◆ **Problem to solve**
Write out the entries again exactly as they are given.

** Begin Record extracts **

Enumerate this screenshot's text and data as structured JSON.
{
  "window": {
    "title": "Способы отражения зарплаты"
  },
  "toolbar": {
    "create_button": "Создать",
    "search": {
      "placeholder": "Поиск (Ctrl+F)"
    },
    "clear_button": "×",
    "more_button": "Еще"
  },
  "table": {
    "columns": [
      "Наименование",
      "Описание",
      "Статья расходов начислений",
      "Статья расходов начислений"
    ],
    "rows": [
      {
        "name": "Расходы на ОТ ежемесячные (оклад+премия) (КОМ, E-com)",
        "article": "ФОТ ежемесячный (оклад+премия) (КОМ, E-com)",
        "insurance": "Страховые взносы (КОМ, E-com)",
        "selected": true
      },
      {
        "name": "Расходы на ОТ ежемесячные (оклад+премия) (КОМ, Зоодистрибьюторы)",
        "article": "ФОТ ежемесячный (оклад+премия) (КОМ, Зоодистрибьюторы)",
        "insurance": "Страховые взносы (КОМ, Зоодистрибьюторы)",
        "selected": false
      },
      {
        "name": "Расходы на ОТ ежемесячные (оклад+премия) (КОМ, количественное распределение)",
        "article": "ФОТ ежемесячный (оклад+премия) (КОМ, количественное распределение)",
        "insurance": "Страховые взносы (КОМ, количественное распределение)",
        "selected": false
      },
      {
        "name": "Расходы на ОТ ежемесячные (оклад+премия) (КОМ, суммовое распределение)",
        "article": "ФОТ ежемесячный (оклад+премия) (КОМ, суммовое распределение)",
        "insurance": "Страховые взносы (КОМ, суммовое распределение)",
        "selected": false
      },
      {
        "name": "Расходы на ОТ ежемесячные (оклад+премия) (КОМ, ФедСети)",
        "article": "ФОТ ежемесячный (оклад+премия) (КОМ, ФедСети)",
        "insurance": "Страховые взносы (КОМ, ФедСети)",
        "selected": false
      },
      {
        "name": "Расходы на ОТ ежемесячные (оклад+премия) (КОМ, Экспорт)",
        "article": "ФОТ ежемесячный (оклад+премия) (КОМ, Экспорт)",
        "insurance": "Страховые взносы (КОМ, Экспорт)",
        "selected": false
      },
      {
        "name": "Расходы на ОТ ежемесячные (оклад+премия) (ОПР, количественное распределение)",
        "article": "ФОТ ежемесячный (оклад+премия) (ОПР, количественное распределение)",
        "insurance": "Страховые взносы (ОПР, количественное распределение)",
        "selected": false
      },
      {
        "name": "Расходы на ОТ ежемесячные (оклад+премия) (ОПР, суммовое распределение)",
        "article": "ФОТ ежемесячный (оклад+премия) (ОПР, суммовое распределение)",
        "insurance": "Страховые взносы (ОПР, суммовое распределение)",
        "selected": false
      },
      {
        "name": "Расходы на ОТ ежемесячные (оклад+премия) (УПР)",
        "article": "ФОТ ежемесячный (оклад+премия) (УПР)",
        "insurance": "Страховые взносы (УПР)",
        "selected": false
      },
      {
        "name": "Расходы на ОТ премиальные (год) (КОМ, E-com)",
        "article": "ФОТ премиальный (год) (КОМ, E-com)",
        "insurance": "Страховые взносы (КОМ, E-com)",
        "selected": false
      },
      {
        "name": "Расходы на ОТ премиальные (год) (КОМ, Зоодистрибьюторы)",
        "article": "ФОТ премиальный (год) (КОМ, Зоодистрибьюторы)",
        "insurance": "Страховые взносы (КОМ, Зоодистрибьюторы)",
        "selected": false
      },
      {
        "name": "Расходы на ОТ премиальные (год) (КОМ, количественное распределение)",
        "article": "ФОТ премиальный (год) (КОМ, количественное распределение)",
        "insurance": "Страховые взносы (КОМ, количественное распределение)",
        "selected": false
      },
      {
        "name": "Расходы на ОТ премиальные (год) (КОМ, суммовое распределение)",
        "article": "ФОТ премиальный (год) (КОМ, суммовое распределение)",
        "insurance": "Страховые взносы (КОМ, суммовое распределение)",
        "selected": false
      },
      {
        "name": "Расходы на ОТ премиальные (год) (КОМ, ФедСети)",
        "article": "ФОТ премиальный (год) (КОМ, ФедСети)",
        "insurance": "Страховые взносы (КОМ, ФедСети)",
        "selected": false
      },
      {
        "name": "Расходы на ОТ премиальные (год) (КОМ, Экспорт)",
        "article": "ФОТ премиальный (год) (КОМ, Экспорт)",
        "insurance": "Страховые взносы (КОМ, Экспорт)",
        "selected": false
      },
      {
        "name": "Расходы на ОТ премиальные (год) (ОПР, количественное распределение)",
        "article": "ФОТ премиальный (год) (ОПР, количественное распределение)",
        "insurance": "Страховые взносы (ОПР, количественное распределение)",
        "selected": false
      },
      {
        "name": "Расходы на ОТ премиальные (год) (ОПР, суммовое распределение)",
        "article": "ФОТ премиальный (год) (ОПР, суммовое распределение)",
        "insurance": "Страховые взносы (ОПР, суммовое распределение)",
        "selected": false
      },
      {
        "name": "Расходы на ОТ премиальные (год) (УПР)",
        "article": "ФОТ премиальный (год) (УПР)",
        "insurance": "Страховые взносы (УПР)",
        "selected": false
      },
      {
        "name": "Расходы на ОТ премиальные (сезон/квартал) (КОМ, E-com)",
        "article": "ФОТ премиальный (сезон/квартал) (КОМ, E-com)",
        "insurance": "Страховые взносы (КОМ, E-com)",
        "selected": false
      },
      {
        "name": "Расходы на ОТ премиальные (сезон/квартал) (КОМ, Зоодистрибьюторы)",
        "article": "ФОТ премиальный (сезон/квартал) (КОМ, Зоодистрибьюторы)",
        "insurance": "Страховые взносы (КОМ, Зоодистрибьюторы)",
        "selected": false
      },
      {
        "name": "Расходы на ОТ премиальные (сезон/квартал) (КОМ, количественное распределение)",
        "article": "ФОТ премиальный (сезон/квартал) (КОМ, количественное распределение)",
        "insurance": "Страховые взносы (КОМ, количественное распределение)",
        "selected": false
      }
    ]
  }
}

** End Record extracts **

◆ **Exercise response**
Enumerate this screenshot's text and data as structured JSON.
{
  "window": {
    "title": "Способы отражения зарплаты"
  },
  "toolbar": {
    "create_button": "Создать",
    "search": {
      "placeholder": "Поиск (Ctrl+F)"
    },
    "clear_button": "×",
    "more_button": "Еще"
  },
  "table": {
    "columns": [
      "Наименование",
      "Описание",
      "Статья расходов начислений",
      "Статья расходов начислений"
    ],
    "rows": [
      {
        "name": "Расходы на ОТ ежемесячные (оклад+премия) (КОМ, E-com)",
        "article": "ФОТ ежемесячный (оклад+премия) (КОМ, E-com)",
        "insurance": "Страховые взносы (КОМ, E-com)",
        "selected": true
      },
      {
        "name": "Расходы на ОТ ежемесячные (оклад+премия) (КОМ, Зоодистрибьюторы)",
        "article": "ФОТ ежемесячный (оклад+премия) (КОМ, Зоодистрибьюторы)",
        "insurance": "Страховые взносы (КОМ, Зоодистрибьюторы)",
        "selected": false
      },
      {
        "name": "Расходы на ОТ ежемесячные (оклад+премия) (КОМ, количественное распределение)",
        "article": "ФОТ ежемесячный (оклад+премия) (КОМ, количественное распределение)",
        "insurance": "Страховые взносы (КОМ, количественное распределение)",
        "selected": false
      },
      {
        "name": "Расходы на ОТ ежемесячные (оклад+премия) (КОМ, суммовое распределение)",
        "article": "ФОТ ежемесячный (оклад+премия) (КОМ, суммовое распределение)",
        "insurance": "Страховые взносы (КОМ, суммовое распределение)",
        "selected": false
      },
      {
        "name": "Расходы на ОТ ежемесячные (оклад+премия) (КОМ, ФедСети)",
        "article": "ФОТ ежемесячный (оклад+премия) (КОМ, ФедСети)",
        "insurance": "Страховые взносы (КОМ, ФедСети)",
        "selected": false
      },
      {
        "name": "Расходы на ОТ ежемесячные (оклад+премия) (КОМ, Экспорт)",
        "article": "ФОТ ежемесячный (оклад+премия) (КОМ, Экспорт)",
        "insurance": "Страховые взносы (КОМ, Экспорт)",
        "selected": false
      },
      {
        "name": "Расходы на ОТ ежемесячные (оклад+премия) (ОПР, количественное распределение)",
        "article": "ФОТ ежемесячный (оклад+премия) (ОПР, количественное распределение)",
        "insurance": "Страховые взносы (ОПР, количественное распределение)",
        "selected": false
      },
      {
        "name": "Расходы на ОТ ежемесячные (оклад+премия) (ОПР, суммовое распределение)",
        "article": "ФОТ ежемесячный (оклад+премия) (ОПР, суммовое распределение)",
        "insurance": "Страховые взносы (ОПР, суммовое распределение)",
        "selected": false
      },
      {
        "name": "Расходы на ОТ ежемесячные (оклад+премия) (УПР)",
        "article": "ФОТ ежемесячный (оклад+премия) (УПР)",
        "insurance": "Страховые взносы (УПР)",
        "selected": false
      },
      {
        "name": "Расходы на ОТ премиальные (год) (КОМ, E-com)",
        "article": "ФОТ премиальный (год) (КОМ, E-com)",
        "insurance": "Страховые взносы (КОМ, E-com)",
        "selected": false
      },
      {
        "name": "Расходы на ОТ премиальные (год) (КОМ, Зоодистрибьюторы)",
        "article": "ФОТ премиальный (год) (КОМ, Зоодистрибьюторы)",
        "insurance": "Страховые взносы (КОМ, Зоодистрибьюторы)",
        "selected": false
      },
      {
        "name": "Расходы на ОТ премиальные (год) (КОМ, количественное распределение)",
        "article": "ФОТ премиальный (год) (КОМ, количественное распределение)",
        "insurance": "Страховые взносы (КОМ, количественное распределение)",
        "selected": false
      },
      {
        "name": "Расходы на ОТ премиальные (год) (КОМ, суммовое распределение)",
        "article": "ФОТ премиальный (год) (КОМ, суммовое распределение)",
        "insurance": "Страховые взносы (КОМ, суммовое распределение)",
        "selected": false
      },
      {
        "name": "Расходы на ОТ премиальные (год) (КОМ, ФедСети)",
        "article": "ФОТ премиальный (год) (КОМ, ФедСети)",
        "insurance": "Страховые взносы (КОМ, ФедСети)",
        "selected": false
      },
      {
        "name": "Расходы на ОТ премиальные (год) (КОМ, Экспорт)",
        "article": "ФОТ премиальный (год) (КОМ, Экспорт)",
        "insurance": "Страховые взносы (КОМ, Экспорт)",
        "selected": false
      },
      {
        "name": "Расходы на ОТ премиальные (год) (ОПР, количественное распределение)",
        "article": "ФОТ премиальный (год) (ОПР, количественное распределение)",
        "insurance": "Страховые взносы (ОПР, количественное распределение)",
        "selected": false
      },
      {
        "name": "Расходы на ОТ премиальные (год) (ОПР, суммовое распределение)",
        "article": "ФОТ премиальный (год) (ОПР, суммовое распределение)",
        "insurance": "Страховые взносы (ОПР, суммовое распределение)",
        "selected": false
      },
      {
        "name": "Расходы на ОТ премиальные (год) (УПР)",
        "article": "ФОТ премиальный (год) (УПР)",
        "insurance": "Страховые взносы (УПР)",
        "selected": false
      },
      {
        "name": "Расходы на ОТ премиальные (сезон/квартал) (КОМ, E-com)",
        "article": "ФОТ премиальный (сезон/квартал) (КОМ, E-com)",
        "insurance": "Страховые взносы (КОМ, E-com)",
        "selected": false
      },
      {
        "name": "Расходы на ОТ премиальные (сезон/квартал) (КОМ, Зоодистрибьюторы)",
        "article": "ФОТ премиальный (сезон/квартал) (КОМ, Зоодистрибьюторы)",
        "insurance": "Страховые взносы (КОМ, Зоодистрибьюторы)",
        "selected": false
      },
      {
        "name": "Расходы на ОТ премиальные (сезон/квартал) (КОМ, количественное распределение)",
        "article": "ФОТ премиальный (сезон/квартал) (КОМ, количественное распределение)",
        "insurance": "Страховые взносы (КОМ, количественное распределение)",
        "selected": false
      }
    ]
  }
}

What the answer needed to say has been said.